_Exercise directions_
Copy the records below exactly as they appear.

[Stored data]
* * *
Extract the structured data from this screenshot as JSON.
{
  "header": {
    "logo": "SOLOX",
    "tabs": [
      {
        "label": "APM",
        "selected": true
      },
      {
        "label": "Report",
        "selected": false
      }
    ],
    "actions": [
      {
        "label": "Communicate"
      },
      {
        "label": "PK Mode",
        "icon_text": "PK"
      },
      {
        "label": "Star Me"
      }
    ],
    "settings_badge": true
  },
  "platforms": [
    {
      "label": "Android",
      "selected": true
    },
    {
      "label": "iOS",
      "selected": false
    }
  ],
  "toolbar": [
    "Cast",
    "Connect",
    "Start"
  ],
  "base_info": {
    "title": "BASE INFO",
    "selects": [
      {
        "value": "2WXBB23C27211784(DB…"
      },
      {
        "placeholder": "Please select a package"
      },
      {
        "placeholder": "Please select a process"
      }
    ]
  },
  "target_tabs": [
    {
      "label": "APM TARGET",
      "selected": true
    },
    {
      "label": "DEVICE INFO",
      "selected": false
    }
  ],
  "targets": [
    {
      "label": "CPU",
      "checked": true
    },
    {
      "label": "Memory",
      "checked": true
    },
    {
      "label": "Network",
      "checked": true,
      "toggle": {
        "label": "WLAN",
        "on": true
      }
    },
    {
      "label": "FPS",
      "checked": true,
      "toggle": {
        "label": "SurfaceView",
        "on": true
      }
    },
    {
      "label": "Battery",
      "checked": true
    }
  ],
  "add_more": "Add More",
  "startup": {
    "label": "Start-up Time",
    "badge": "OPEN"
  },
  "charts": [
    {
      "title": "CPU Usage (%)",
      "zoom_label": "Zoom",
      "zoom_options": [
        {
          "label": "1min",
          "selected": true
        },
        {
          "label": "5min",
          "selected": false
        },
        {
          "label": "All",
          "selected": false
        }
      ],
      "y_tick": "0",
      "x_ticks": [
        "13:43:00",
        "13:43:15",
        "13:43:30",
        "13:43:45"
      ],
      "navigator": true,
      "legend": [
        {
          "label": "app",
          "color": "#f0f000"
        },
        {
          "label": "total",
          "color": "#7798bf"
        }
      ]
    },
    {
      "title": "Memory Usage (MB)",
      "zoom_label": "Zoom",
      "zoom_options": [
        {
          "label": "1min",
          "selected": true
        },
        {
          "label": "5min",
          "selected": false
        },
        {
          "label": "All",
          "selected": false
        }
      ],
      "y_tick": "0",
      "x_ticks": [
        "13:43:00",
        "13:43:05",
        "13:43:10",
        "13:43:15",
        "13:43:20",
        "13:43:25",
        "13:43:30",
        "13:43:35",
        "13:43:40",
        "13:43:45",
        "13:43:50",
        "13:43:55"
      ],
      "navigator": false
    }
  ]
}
* * *
_Solution_
Extract the structured data from this screenshot as JSON.
{
  "header": {
    "logo": "SOLOX",
    "tabs": [
      {
        "label": "APM",
        "selected": true
      },
      {
        "label": "Report",
        "selected": false
      }
    ],
    "actions": [
      {
        "label": "Communicate"
      },
      {
        "label": "PK Mode",
        "icon_text": "PK"
      },
      {
        "label": "Star Me"
      }
    ],
    "settings_badge": true
  },
  "platforms": [
    {
      "label": "Android",
      "selected": true
    },
    {
      "label": "iOS",
      "selected": false
    }
  ],
  "toolbar": [
    "Cast",
    "Connect",
    "Start"
  ],
  "base_info": {
    "title": "BASE INFO",
    "selects": [
      {
        "value": "2WXBB23C27211784(DB…"
      },
      {
        "placeholder": "Please select a package"
      },
      {
        "placeholder": "Please select a process"
      }
    ]
  },
  "target_tabs": [
    {
      "label": "APM TARGET",
      "selected": true
    },
    {
      "label": "DEVICE INFO",
      "selected": false
    }
  ],
  "targets": [
    {
      "label": "CPU",
      "checked": true
    },
    {
      "label": "Memory",
      "checked": true
    },
    {
      "label": "Network",
      "checked": true,
      "toggle": {
        "label": "WLAN",
        "on": true
      }
    },
    {
      "label": "FPS",
      "checked": true,
      "toggle": {
        "label": "SurfaceView",
        "on": true
      }
    },
    {
      "label": "Battery",
      "checked": true
    }
  ],
  "add_more": "Add More",
  "startup": {
    "label": "Start-up Time",
    "badge": "OPEN"
  },
  "charts": [
    {
      "title": "CPU Usage (%)",
      "zoom_label": "Zoom",
      "zoom_options": [
        {
          "label": "1min",
          "selected": true
        },
        {
          "label": "5min",
          "selected": false
        },
        {
          "label": "All",
          "selected": false
        }
      ],
      "y_tick": "0",
      "x_ticks": [
        "13:43:00",
        "13:43:15",
        "13:43:30",
        "13:43:45"
      ],
      "navigator": true,
      "legend": [
        {
          "label": "app",
          "color": "#f0f000"
        },
        {
          "label": "total",
          "color": "#7798bf"
        }
      ]
    },
    {
      "title": "Memory Usage (MB)",
      "zoom_label": "Zoom",
      "zoom_options": [
        {
          "label": "1min",
          "selected": true
        },
        {
          "label": "5min",
          "selected": false
        },
        {
          "label": "All",
          "selected": false
        }
      ],
      "y_tick": "0",
      "x_ticks": [
        "13:43:00",
        "13:43:05",
        "13:43:10",
        "13:43:15",
        "13:43:20",
        "13:43:25",
        "13:43:30",
        "13:43:35",
        "13:43:40",
        "13:43:45",
        "13:43:50",
        "13:43:55"
      ],
      "navigator": false
    }
  ]
}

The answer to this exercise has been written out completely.